--- start INFORMATION PROVIDED ---

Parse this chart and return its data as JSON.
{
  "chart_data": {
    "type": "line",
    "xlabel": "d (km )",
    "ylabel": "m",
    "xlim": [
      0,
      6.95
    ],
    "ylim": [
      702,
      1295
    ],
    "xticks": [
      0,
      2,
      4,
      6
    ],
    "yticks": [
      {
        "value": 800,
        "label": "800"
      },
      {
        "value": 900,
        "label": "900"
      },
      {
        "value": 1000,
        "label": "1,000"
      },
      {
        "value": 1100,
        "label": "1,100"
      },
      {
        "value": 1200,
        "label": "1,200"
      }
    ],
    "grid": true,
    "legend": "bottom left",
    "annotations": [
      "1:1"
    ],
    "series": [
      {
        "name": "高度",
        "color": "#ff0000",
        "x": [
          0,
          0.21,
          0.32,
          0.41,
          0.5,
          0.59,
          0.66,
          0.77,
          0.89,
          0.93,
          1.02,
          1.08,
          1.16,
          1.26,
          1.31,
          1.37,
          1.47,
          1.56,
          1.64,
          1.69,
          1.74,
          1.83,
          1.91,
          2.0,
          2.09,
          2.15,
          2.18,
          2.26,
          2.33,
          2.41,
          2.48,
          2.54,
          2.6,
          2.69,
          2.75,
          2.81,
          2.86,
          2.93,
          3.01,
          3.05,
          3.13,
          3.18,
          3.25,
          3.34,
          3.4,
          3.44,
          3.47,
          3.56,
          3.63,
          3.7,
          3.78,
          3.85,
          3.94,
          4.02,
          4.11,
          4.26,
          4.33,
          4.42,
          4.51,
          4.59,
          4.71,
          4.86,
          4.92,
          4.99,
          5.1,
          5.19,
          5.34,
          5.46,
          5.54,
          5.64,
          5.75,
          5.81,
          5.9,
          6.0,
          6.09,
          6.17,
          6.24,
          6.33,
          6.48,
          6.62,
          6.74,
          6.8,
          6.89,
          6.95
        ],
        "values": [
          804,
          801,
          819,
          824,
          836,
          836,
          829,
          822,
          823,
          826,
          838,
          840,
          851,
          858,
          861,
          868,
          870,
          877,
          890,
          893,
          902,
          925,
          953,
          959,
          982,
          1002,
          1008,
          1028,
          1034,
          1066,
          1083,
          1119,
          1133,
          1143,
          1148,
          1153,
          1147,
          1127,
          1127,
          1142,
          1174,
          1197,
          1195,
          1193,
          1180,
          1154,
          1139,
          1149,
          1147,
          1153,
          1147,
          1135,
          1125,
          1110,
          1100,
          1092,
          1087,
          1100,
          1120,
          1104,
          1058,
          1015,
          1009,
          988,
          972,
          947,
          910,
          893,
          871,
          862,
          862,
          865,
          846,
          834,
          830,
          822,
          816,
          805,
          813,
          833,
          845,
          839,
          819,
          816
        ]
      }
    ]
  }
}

--- end INFORMATION PROVIDED ---
--- start INFORMATION PROVIDED ---

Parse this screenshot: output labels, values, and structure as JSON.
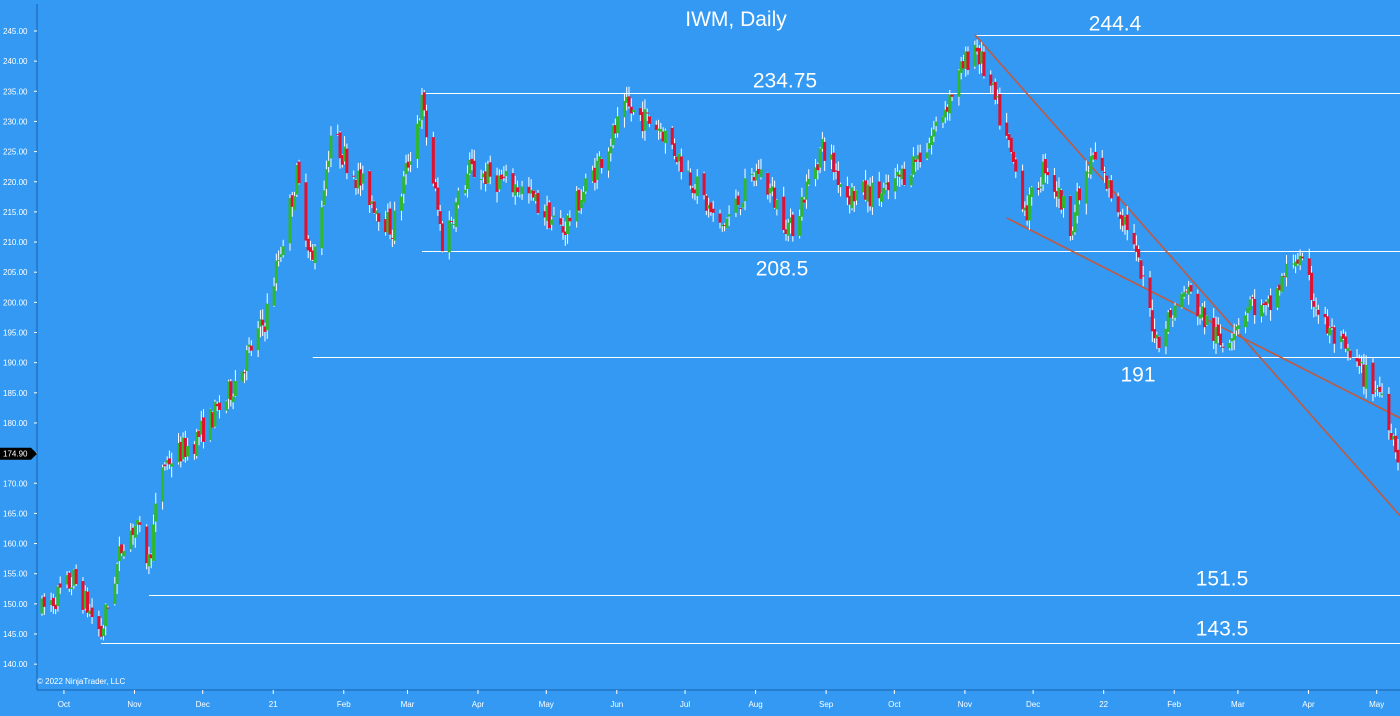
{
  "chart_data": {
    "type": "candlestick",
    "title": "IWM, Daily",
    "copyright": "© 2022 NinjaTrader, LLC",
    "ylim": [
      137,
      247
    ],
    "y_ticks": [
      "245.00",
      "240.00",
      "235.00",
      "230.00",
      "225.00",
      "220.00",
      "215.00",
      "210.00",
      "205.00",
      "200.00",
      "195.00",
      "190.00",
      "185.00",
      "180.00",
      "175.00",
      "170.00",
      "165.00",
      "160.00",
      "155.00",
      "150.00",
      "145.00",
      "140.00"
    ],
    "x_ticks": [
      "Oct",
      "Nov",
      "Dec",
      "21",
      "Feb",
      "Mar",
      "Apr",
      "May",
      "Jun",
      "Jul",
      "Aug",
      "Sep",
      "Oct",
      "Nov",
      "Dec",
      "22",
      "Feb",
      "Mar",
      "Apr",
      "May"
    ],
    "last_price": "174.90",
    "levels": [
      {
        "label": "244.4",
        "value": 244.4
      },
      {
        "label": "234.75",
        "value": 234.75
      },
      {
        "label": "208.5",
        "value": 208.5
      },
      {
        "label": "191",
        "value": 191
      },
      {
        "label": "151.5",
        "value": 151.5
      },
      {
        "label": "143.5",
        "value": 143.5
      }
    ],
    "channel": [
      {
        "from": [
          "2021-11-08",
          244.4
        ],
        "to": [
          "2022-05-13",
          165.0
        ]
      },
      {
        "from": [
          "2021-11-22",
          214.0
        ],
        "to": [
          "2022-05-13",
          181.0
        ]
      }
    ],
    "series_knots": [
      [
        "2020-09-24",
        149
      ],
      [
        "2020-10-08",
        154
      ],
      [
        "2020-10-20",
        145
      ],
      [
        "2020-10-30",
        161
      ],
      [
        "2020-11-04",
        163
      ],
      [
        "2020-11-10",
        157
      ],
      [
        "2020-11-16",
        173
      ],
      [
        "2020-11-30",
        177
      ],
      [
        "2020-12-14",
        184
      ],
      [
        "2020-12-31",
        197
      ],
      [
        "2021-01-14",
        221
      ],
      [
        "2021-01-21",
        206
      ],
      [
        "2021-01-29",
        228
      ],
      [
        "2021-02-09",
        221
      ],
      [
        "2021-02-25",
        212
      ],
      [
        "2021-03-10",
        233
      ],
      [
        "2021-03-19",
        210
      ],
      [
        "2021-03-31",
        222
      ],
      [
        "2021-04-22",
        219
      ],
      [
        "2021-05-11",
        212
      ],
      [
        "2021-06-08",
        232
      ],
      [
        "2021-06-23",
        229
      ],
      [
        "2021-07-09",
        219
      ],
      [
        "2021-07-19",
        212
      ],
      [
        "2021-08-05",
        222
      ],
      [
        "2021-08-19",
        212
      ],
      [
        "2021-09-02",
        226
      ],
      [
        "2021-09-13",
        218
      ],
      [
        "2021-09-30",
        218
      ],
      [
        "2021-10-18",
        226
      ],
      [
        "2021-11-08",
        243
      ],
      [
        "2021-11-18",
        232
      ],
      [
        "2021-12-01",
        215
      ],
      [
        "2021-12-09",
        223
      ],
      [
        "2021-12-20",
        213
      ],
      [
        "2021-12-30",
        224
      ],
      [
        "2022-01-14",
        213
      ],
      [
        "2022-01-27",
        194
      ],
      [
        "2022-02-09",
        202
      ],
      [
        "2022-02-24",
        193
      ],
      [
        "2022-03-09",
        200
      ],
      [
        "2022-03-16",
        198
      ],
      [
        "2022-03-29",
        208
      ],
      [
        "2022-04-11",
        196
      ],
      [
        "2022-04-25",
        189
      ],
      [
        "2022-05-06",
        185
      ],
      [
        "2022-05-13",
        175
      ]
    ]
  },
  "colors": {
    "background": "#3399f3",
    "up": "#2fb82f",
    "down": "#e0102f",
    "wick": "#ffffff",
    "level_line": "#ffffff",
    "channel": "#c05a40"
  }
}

--- end INFORMATION PROVIDED ---

**PROBLEM DETAILS**: Collect every line above that contains the word "values".

**FULL RESPONSE**:
        "values": [
Parse this screenshot: output labels, values, and structure as JSON.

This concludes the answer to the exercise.